> **Direction**
Transcribe all of the records word for word, but omit the pictures.

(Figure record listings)
▶

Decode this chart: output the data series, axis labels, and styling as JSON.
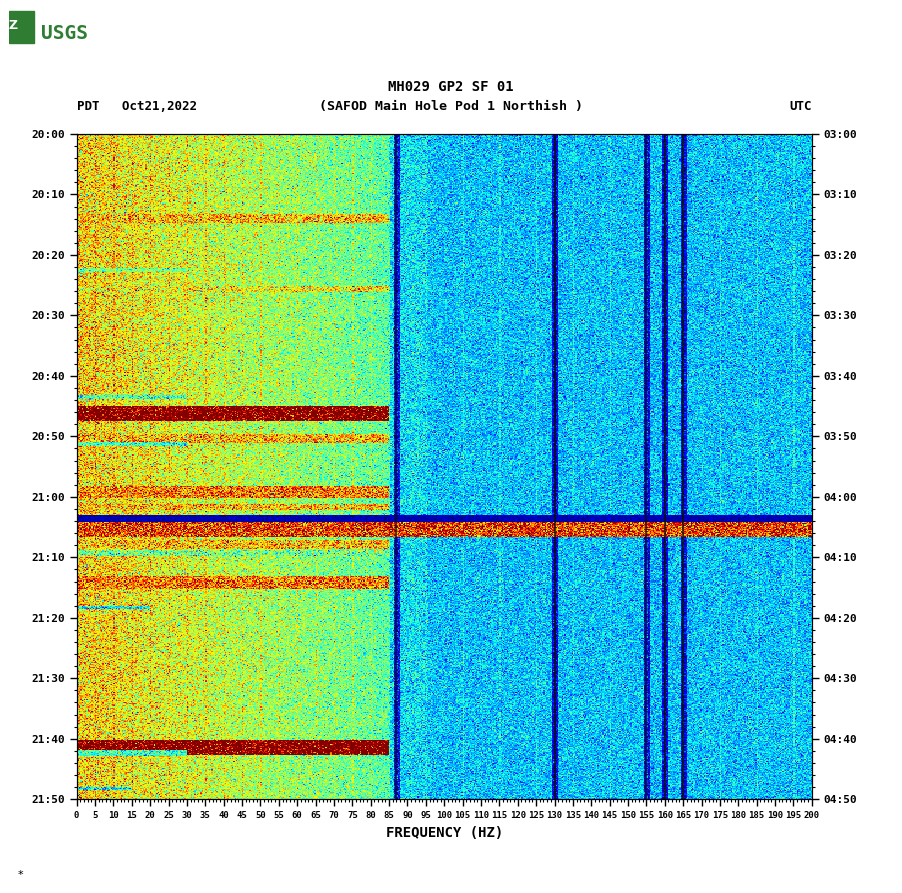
{
  "title_line1": "MH029 GP2 SF 01",
  "title_line2": "(SAFOD Main Hole Pod 1 Northish )",
  "pdt_label": "PDT   Oct21,2022",
  "utc_label": "UTC",
  "xlabel": "FREQUENCY (HZ)",
  "freq_ticks": [
    0,
    5,
    10,
    15,
    20,
    25,
    30,
    35,
    40,
    45,
    50,
    55,
    60,
    65,
    70,
    75,
    80,
    85,
    90,
    95,
    100,
    105,
    110,
    115,
    120,
    125,
    130,
    135,
    140,
    145,
    150,
    155,
    160,
    165,
    170,
    175,
    180,
    185,
    190,
    195,
    200
  ],
  "time_ticks_pdt": [
    "20:00",
    "20:10",
    "20:20",
    "20:30",
    "20:40",
    "20:50",
    "21:00",
    "21:10",
    "21:20",
    "21:30",
    "21:40",
    "21:50"
  ],
  "time_ticks_utc": [
    "03:00",
    "03:10",
    "03:20",
    "03:30",
    "03:40",
    "03:50",
    "04:00",
    "04:10",
    "04:20",
    "04:30",
    "04:40",
    "04:50"
  ],
  "background_color": "#ffffff",
  "usgs_logo_color": "#2e7d32",
  "seed": 42,
  "n_time": 660,
  "n_freq": 600,
  "freq_max": 200,
  "time_total_min": 110,
  "vmin": 0.0,
  "vmax": 7.0,
  "base_level_low_freq": 3.2,
  "base_level_high_freq": 2.2,
  "freq_transition": 85,
  "vertical_dark_lines": [
    87,
    130,
    155,
    160,
    165
  ],
  "vertical_bright_lines_low": [
    5,
    10,
    15,
    20,
    25,
    30,
    35,
    40,
    45,
    50,
    55,
    60,
    65,
    70,
    75,
    80,
    85
  ],
  "vertical_bright_lines_high": [
    95,
    105,
    115,
    125,
    135,
    145,
    155,
    160,
    165,
    175,
    185,
    195
  ],
  "events": [
    {
      "t_hr": 20.22,
      "dur_min": 1.5,
      "amp": 5.0,
      "max_hz": 85,
      "type": "bright"
    },
    {
      "t_hr": 20.37,
      "dur_min": 0.8,
      "amp": 3.5,
      "max_hz": 30,
      "type": "medium"
    },
    {
      "t_hr": 20.42,
      "dur_min": 1.0,
      "amp": 4.5,
      "max_hz": 85,
      "type": "bright"
    },
    {
      "t_hr": 20.72,
      "dur_min": 0.8,
      "amp": 3.0,
      "max_hz": 30,
      "type": "medium"
    },
    {
      "t_hr": 20.75,
      "dur_min": 2.5,
      "amp": 7.5,
      "max_hz": 85,
      "type": "red"
    },
    {
      "t_hr": 20.83,
      "dur_min": 1.5,
      "amp": 5.0,
      "max_hz": 85,
      "type": "bright"
    },
    {
      "t_hr": 20.85,
      "dur_min": 0.8,
      "amp": 3.0,
      "max_hz": 30,
      "type": "medium"
    },
    {
      "t_hr": 20.97,
      "dur_min": 2.0,
      "amp": 5.5,
      "max_hz": 85,
      "type": "bright"
    },
    {
      "t_hr": 21.02,
      "dur_min": 1.0,
      "amp": 5.0,
      "max_hz": 85,
      "type": "bright"
    },
    {
      "t_hr": 21.05,
      "dur_min": 1.8,
      "amp": 1.0,
      "max_hz": 200,
      "type": "dark_blue"
    },
    {
      "t_hr": 21.07,
      "dur_min": 2.5,
      "amp": 6.0,
      "max_hz": 200,
      "type": "red_full"
    },
    {
      "t_hr": 21.12,
      "dur_min": 1.5,
      "amp": 5.0,
      "max_hz": 85,
      "type": "bright"
    },
    {
      "t_hr": 21.15,
      "dur_min": 1.0,
      "amp": 3.5,
      "max_hz": 85,
      "type": "bright"
    },
    {
      "t_hr": 21.22,
      "dur_min": 2.0,
      "amp": 5.5,
      "max_hz": 85,
      "type": "bright"
    },
    {
      "t_hr": 21.3,
      "dur_min": 0.5,
      "amp": 2.5,
      "max_hz": 20,
      "type": "medium"
    },
    {
      "t_hr": 21.67,
      "dur_min": 2.5,
      "amp": 7.5,
      "max_hz": 85,
      "type": "red"
    },
    {
      "t_hr": 21.7,
      "dur_min": 1.0,
      "amp": 3.0,
      "max_hz": 30,
      "type": "medium"
    },
    {
      "t_hr": 21.8,
      "dur_min": 0.5,
      "amp": 2.5,
      "max_hz": 15,
      "type": "medium"
    }
  ]
}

◀

> **Response to the task**
Decode this chart: output the data series, axis labels, and styling as JSON.
{
  "title_line1": "MH029 GP2 SF 01",
  "title_line2": "(SAFOD Main Hole Pod 1 Northish )",
  "pdt_label": "PDT   Oct21,2022",
  "utc_label": "UTC",
  "xlabel": "FREQUENCY (HZ)",
  "freq_ticks": [
    0,
    5,
    10,
    15,
    20,
    25,
    30,
    35,
    40,
    45,
    50,
    55,
    60,
    65,
    70,
    75,
    80,
    85,
    90,
    95,
    100,
    105,
    110,
    115,
    120,
    125,
    130,
    135,
    140,
    145,
    150,
    155,
    160,
    165,
    170,
    175,
    180,
    185,
    190,
    195,
    200
  ],
  "time_ticks_pdt": [
    "20:00",
    "20:10",
    "20:20",
    "20:30",
    "20:40",
    "20:50",
    "21:00",
    "21:10",
    "21:20",
    "21:30",
    "21:40",
    "21:50"
  ],
  "time_ticks_utc": [
    "03:00",
    "03:10",
    "03:20",
    "03:30",
    "03:40",
    "03:50",
    "04:00",
    "04:10",
    "04:20",
    "04:30",
    "04:40",
    "04:50"
  ],
  "background_color": "#ffffff",
  "usgs_logo_color": "#2e7d32",
  "seed": 42,
  "n_time": 660,
  "n_freq": 600,
  "freq_max": 200,
  "time_total_min": 110,
  "vmin": 0.0,
  "vmax": 7.0,
  "base_level_low_freq": 3.2,
  "base_level_high_freq": 2.2,
  "freq_transition": 85,
  "vertical_dark_lines": [
    87,
    130,
    155,
    160,
    165
  ],
  "vertical_bright_lines_low": [
    5,
    10,
    15,
    20,
    25,
    30,
    35,
    40,
    45,
    50,
    55,
    60,
    65,
    70,
    75,
    80,
    85
  ],
  "vertical_bright_lines_high": [
    95,
    105,
    115,
    125,
    135,
    145,
    155,
    160,
    165,
    175,
    185,
    195
  ],
  "events": [
    {
      "t_hr": 20.22,
      "dur_min": 1.5,
      "amp": 5.0,
      "max_hz": 85,
      "type": "bright"
    },
    {
      "t_hr": 20.37,
      "dur_min": 0.8,
      "amp": 3.5,
      "max_hz": 30,
      "type": "medium"
    },
    {
      "t_hr": 20.42,
      "dur_min": 1.0,
      "amp": 4.5,
      "max_hz": 85,
      "type": "bright"
    },
    {
      "t_hr": 20.72,
      "dur_min": 0.8,
      "amp": 3.0,
      "max_hz": 30,
      "type": "medium"
    },
    {
      "t_hr": 20.75,
      "dur_min": 2.5,
      "amp": 7.5,
      "max_hz": 85,
      "type": "red"
    },
    {
      "t_hr": 20.83,
      "dur_min": 1.5,
      "amp": 5.0,
      "max_hz": 85,
      "type": "bright"
    },
    {
      "t_hr": 20.85,
      "dur_min": 0.8,
      "amp": 3.0,
      "max_hz": 30,
      "type": "medium"
    },
    {
      "t_hr": 20.97,
      "dur_min": 2.0,
      "amp": 5.5,
      "max_hz": 85,
      "type": "bright"
    },
    {
      "t_hr": 21.02,
      "dur_min": 1.0,
      "amp": 5.0,
      "max_hz": 85,
      "type": "bright"
    },
    {
      "t_hr": 21.05,
      "dur_min": 1.8,
      "amp": 1.0,
      "max_hz": 200,
      "type": "dark_blue"
    },
    {
      "t_hr": 21.07,
      "dur_min": 2.5,
      "amp": 6.0,
      "max_hz": 200,
      "type": "red_full"
    },
    {
      "t_hr": 21.12,
      "dur_min": 1.5,
      "amp": 5.0,
      "max_hz": 85,
      "type": "bright"
    },
    {
      "t_hr": 21.15,
      "dur_min": 1.0,
      "amp": 3.5,
      "max_hz": 85,
      "type": "bright"
    },
    {
      "t_hr": 21.22,
      "dur_min": 2.0,
      "amp": 5.5,
      "max_hz": 85,
      "type": "bright"
    },
    {
      "t_hr": 21.3,
      "dur_min": 0.5,
      "amp": 2.5,
      "max_hz": 20,
      "type": "medium"
    },
    {
      "t_hr": 21.67,
      "dur_min": 2.5,
      "amp": 7.5,
      "max_hz": 85,
      "type": "red"
    },
    {
      "t_hr": 21.7,
      "dur_min": 1.0,
      "amp": 3.0,
      "max_hz": 30,
      "type": "medium"
    },
    {
      "t_hr": 21.8,
      "dur_min": 0.5,
      "amp": 2.5,
      "max_hz": 15,
      "type": "medium"
    }
  ]
}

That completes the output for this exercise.